Records provided =>

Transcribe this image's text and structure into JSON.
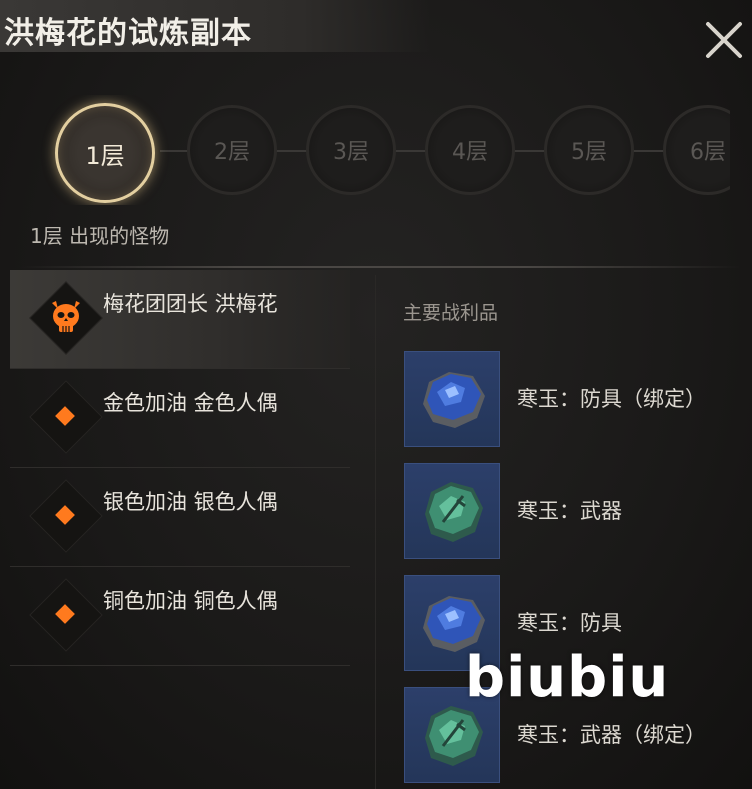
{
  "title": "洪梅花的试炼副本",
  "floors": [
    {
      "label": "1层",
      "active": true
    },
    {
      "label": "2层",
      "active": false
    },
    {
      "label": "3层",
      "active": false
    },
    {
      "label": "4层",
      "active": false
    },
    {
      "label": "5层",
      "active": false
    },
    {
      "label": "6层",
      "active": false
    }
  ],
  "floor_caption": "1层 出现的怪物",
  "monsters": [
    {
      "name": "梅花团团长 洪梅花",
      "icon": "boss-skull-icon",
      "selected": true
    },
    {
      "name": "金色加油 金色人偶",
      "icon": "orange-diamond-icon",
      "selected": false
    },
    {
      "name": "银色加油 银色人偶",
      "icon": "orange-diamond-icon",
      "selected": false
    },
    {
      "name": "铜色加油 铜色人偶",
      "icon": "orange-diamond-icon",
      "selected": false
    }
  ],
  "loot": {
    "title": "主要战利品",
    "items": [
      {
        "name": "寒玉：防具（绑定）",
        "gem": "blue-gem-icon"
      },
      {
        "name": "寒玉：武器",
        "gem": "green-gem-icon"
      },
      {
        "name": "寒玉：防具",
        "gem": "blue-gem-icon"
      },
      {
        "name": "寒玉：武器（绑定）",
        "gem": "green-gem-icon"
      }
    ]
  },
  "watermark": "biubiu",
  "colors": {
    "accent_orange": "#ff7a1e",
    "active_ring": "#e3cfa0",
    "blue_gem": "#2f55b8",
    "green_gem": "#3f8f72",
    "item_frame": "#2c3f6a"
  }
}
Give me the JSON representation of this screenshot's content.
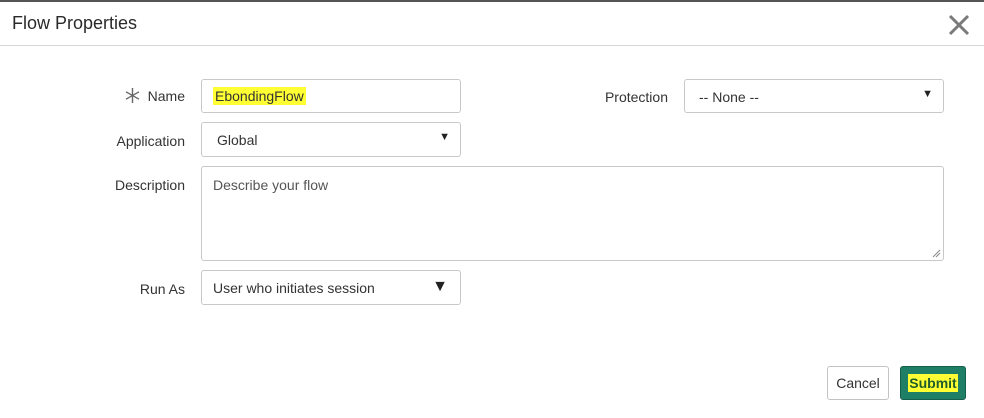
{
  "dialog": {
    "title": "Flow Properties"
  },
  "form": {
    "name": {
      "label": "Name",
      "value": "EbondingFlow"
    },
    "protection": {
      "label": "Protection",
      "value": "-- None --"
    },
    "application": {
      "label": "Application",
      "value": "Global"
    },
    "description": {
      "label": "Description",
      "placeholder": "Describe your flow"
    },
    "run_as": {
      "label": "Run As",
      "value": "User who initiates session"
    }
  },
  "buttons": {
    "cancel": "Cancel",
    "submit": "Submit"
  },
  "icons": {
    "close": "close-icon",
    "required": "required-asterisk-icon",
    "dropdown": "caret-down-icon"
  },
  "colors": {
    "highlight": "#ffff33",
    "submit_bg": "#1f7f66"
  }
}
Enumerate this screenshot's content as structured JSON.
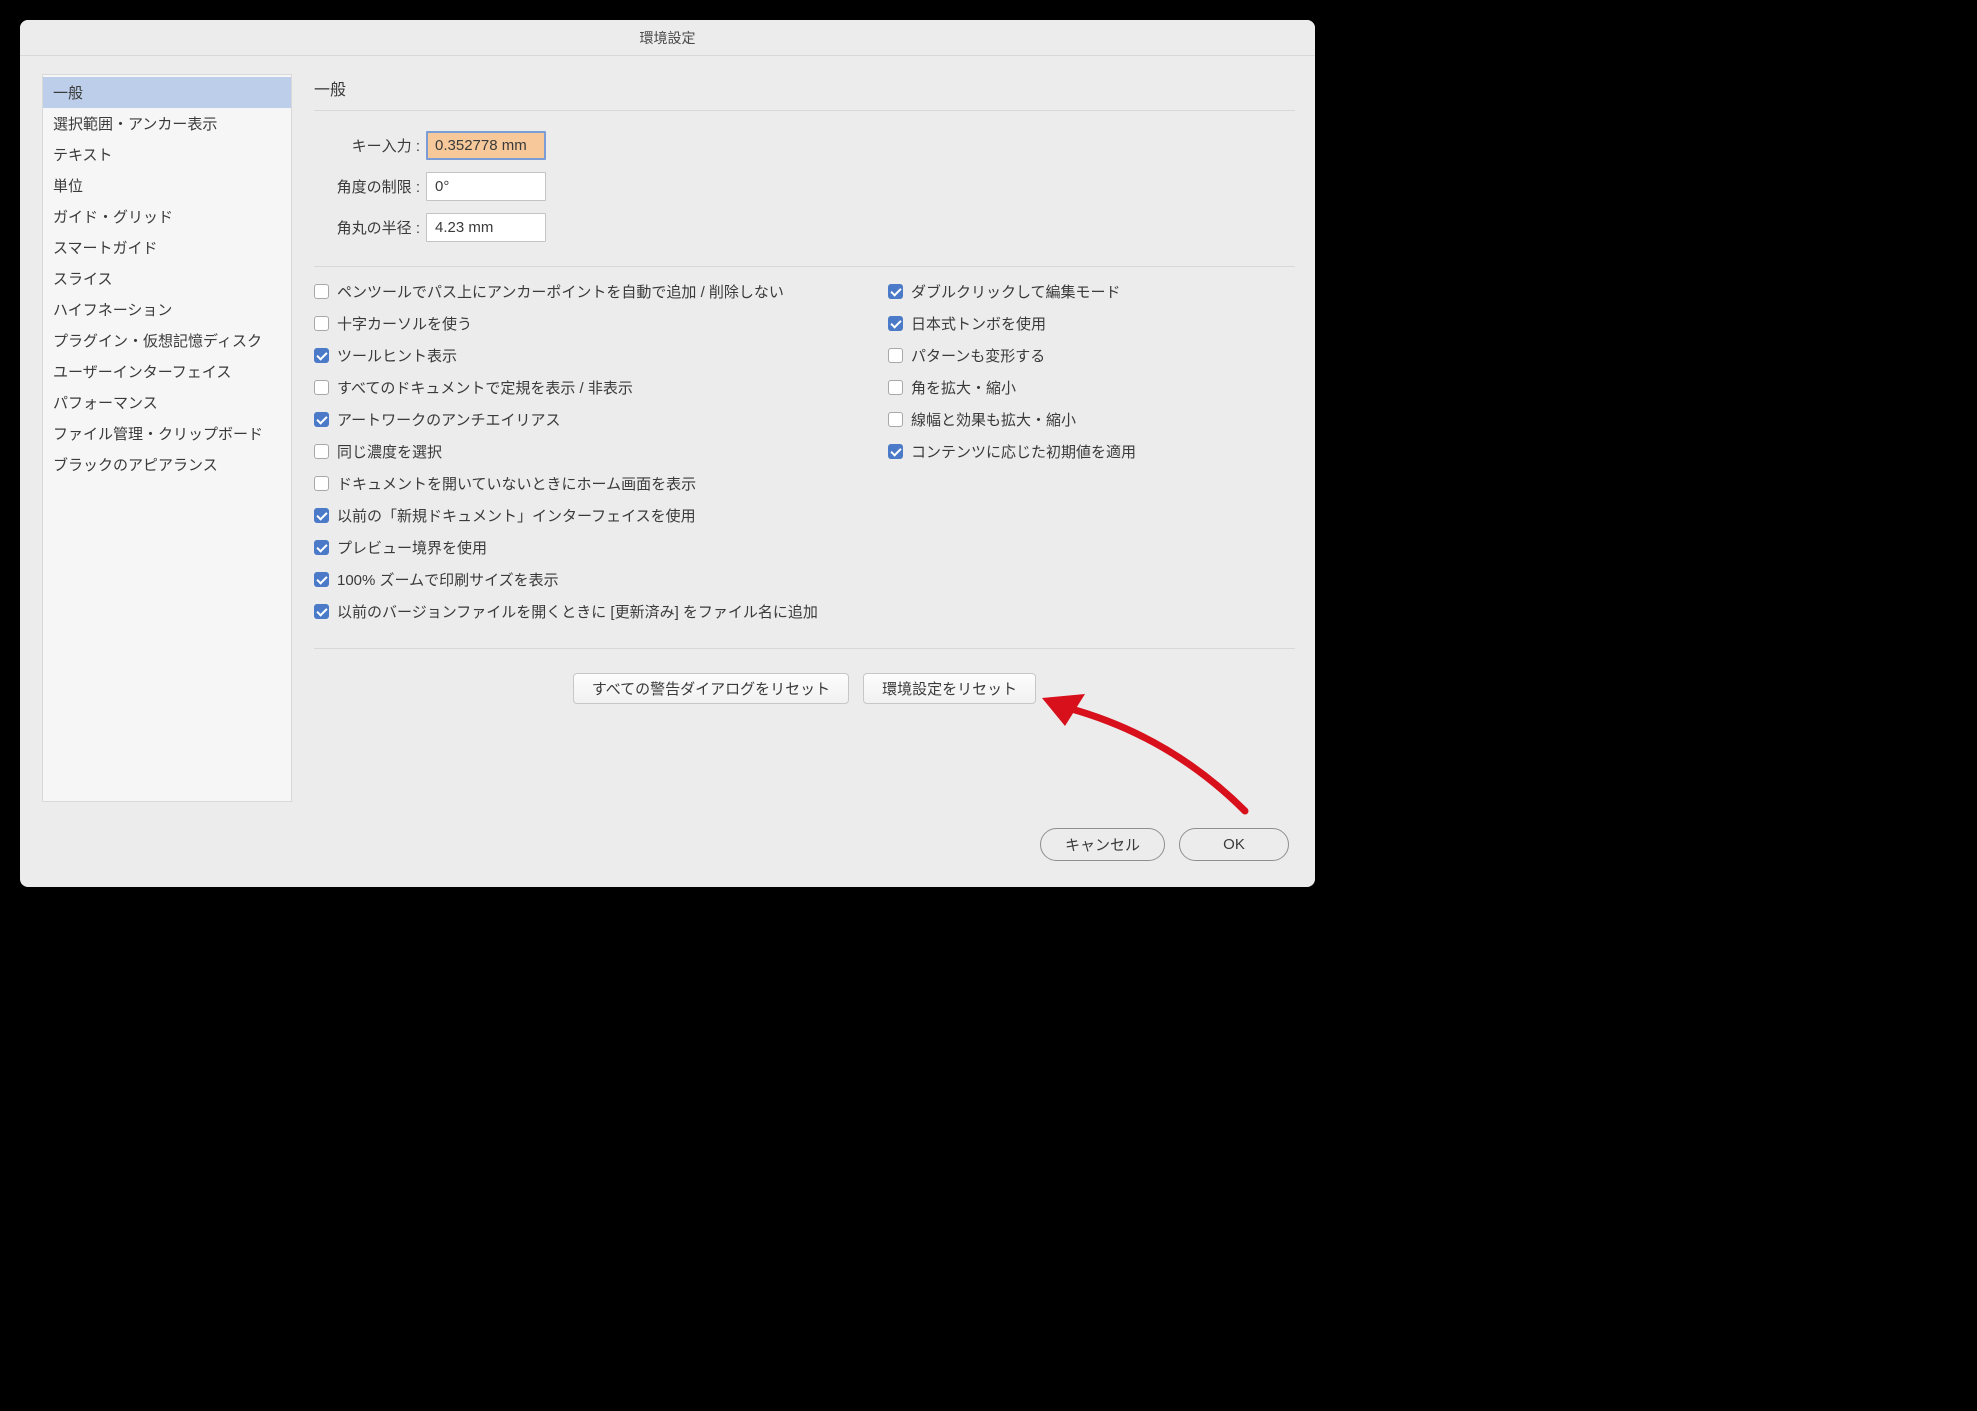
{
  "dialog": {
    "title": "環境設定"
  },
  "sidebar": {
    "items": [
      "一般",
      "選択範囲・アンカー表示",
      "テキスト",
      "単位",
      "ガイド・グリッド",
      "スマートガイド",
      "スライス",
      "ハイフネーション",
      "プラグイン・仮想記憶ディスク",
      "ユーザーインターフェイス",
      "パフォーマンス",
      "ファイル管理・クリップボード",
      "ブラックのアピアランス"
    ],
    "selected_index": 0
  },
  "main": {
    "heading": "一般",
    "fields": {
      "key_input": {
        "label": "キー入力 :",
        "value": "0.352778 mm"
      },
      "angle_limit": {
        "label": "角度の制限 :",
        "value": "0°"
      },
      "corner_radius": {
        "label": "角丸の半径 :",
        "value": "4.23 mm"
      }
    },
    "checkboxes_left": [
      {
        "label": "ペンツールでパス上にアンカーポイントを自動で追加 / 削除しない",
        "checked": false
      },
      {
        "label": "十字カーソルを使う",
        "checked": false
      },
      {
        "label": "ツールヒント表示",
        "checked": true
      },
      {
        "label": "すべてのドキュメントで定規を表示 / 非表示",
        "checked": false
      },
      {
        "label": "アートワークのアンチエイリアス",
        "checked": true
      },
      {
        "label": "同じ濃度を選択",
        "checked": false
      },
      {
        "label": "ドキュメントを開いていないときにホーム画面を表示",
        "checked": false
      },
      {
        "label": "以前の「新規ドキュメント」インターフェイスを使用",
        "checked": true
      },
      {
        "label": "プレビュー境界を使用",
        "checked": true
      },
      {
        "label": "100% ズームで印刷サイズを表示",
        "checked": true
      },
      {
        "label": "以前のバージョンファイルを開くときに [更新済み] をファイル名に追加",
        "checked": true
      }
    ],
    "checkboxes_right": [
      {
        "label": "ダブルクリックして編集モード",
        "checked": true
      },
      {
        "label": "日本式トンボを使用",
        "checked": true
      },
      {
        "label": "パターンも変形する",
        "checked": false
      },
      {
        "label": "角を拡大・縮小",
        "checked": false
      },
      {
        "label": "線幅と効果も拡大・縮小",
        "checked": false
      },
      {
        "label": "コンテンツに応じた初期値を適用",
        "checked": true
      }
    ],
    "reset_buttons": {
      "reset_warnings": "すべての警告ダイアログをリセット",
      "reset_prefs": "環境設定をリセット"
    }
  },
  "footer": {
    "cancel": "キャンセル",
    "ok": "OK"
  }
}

Task description => Transcribe the material exactly, and leave out whatever pictures it holds.

The solution =>
Transcribe this image's text and structure into JSON.
{
  "title": "洪梅花的试炼副本",
  "floors": [
    {
      "label": "1层",
      "active": true
    },
    {
      "label": "2层",
      "active": false
    },
    {
      "label": "3层",
      "active": false
    },
    {
      "label": "4层",
      "active": false
    },
    {
      "label": "5层",
      "active": false
    },
    {
      "label": "6层",
      "active": false
    }
  ],
  "floor_caption": "1层 出现的怪物",
  "monsters": [
    {
      "name": "梅花团团长 洪梅花",
      "icon": "boss-skull-icon",
      "selected": true
    },
    {
      "name": "金色加油 金色人偶",
      "icon": "orange-diamond-icon",
      "selected": false
    },
    {
      "name": "银色加油 银色人偶",
      "icon": "orange-diamond-icon",
      "selected": false
    },
    {
      "name": "铜色加油 铜色人偶",
      "icon": "orange-diamond-icon",
      "selected": false
    }
  ],
  "loot": {
    "title": "主要战利品",
    "items": [
      {
        "name": "寒玉：防具（绑定）",
        "gem": "blue-gem-icon"
      },
      {
        "name": "寒玉：武器",
        "gem": "green-gem-icon"
      },
      {
        "name": "寒玉：防具",
        "gem": "blue-gem-icon"
      },
      {
        "name": "寒玉：武器（绑定）",
        "gem": "green-gem-icon"
      }
    ]
  },
  "watermark": "biubiu",
  "colors": {
    "accent_orange": "#ff7a1e",
    "active_ring": "#e3cfa0",
    "blue_gem": "#2f55b8",
    "green_gem": "#3f8f72",
    "item_frame": "#2c3f6a"
  }
}
Give me the JSON representation of this screenshot's content.
{
  "dialog": {
    "title": "Flow Properties"
  },
  "form": {
    "name": {
      "label": "Name",
      "value": "EbondingFlow"
    },
    "protection": {
      "label": "Protection",
      "value": "-- None --"
    },
    "application": {
      "label": "Application",
      "value": "Global"
    },
    "description": {
      "label": "Description",
      "placeholder": "Describe your flow"
    },
    "run_as": {
      "label": "Run As",
      "value": "User who initiates session"
    }
  },
  "buttons": {
    "cancel": "Cancel",
    "submit": "Submit"
  },
  "icons": {
    "close": "close-icon",
    "required": "required-asterisk-icon",
    "dropdown": "caret-down-icon"
  },
  "colors": {
    "highlight": "#ffff33",
    "submit_bg": "#1f7f66"
  }
}
Enumerate this screenshot's content as structured JSON.
{
  "dialog": {
    "title": "環境設定"
  },
  "sidebar": {
    "items": [
      "一般",
      "選択範囲・アンカー表示",
      "テキスト",
      "単位",
      "ガイド・グリッド",
      "スマートガイド",
      "スライス",
      "ハイフネーション",
      "プラグイン・仮想記憶ディスク",
      "ユーザーインターフェイス",
      "パフォーマンス",
      "ファイル管理・クリップボード",
      "ブラックのアピアランス"
    ],
    "selected_index": 0
  },
  "main": {
    "heading": "一般",
    "fields": {
      "key_input": {
        "label": "キー入力 :",
        "value": "0.352778 mm"
      },
      "angle_limit": {
        "label": "角度の制限 :",
        "value": "0°"
      },
      "corner_radius": {
        "label": "角丸の半径 :",
        "value": "4.23 mm"
      }
    },
    "checkboxes_left": [
      {
        "label": "ペンツールでパス上にアンカーポイントを自動で追加 / 削除しない",
        "checked": false
      },
      {
        "label": "十字カーソルを使う",
        "checked": false
      },
      {
        "label": "ツールヒント表示",
        "checked": true
      },
      {
        "label": "すべてのドキュメントで定規を表示 / 非表示",
        "checked": false
      },
      {
        "label": "アートワークのアンチエイリアス",
        "checked": true
      },
      {
        "label": "同じ濃度を選択",
        "checked": false
      },
      {
        "label": "ドキュメントを開いていないときにホーム画面を表示",
        "checked": false
      },
      {
        "label": "以前の「新規ドキュメント」インターフェイスを使用",
        "checked": true
      },
      {
        "label": "プレビュー境界を使用",
        "checked": true
      },
      {
        "label": "100% ズームで印刷サイズを表示",
        "checked": true
      },
      {
        "label": "以前のバージョンファイルを開くときに [更新済み] をファイル名に追加",
        "checked": true
      }
    ],
    "checkboxes_right": [
      {
        "label": "ダブルクリックして編集モード",
        "checked": true
      },
      {
        "label": "日本式トンボを使用",
        "checked": true
      },
      {
        "label": "パターンも変形する",
        "checked": false
      },
      {
        "label": "角を拡大・縮小",
        "checked": false
      },
      {
        "label": "線幅と効果も拡大・縮小",
        "checked": false
      },
      {
        "label": "コンテンツに応じた初期値を適用",
        "checked": true
      }
    ],
    "reset_buttons": {
      "reset_warnings": "すべての警告ダイアログをリセット",
      "reset_prefs": "環境設定をリセット"
    }
  },
  "footer": {
    "cancel": "キャンセル",
    "ok": "OK"
  }
}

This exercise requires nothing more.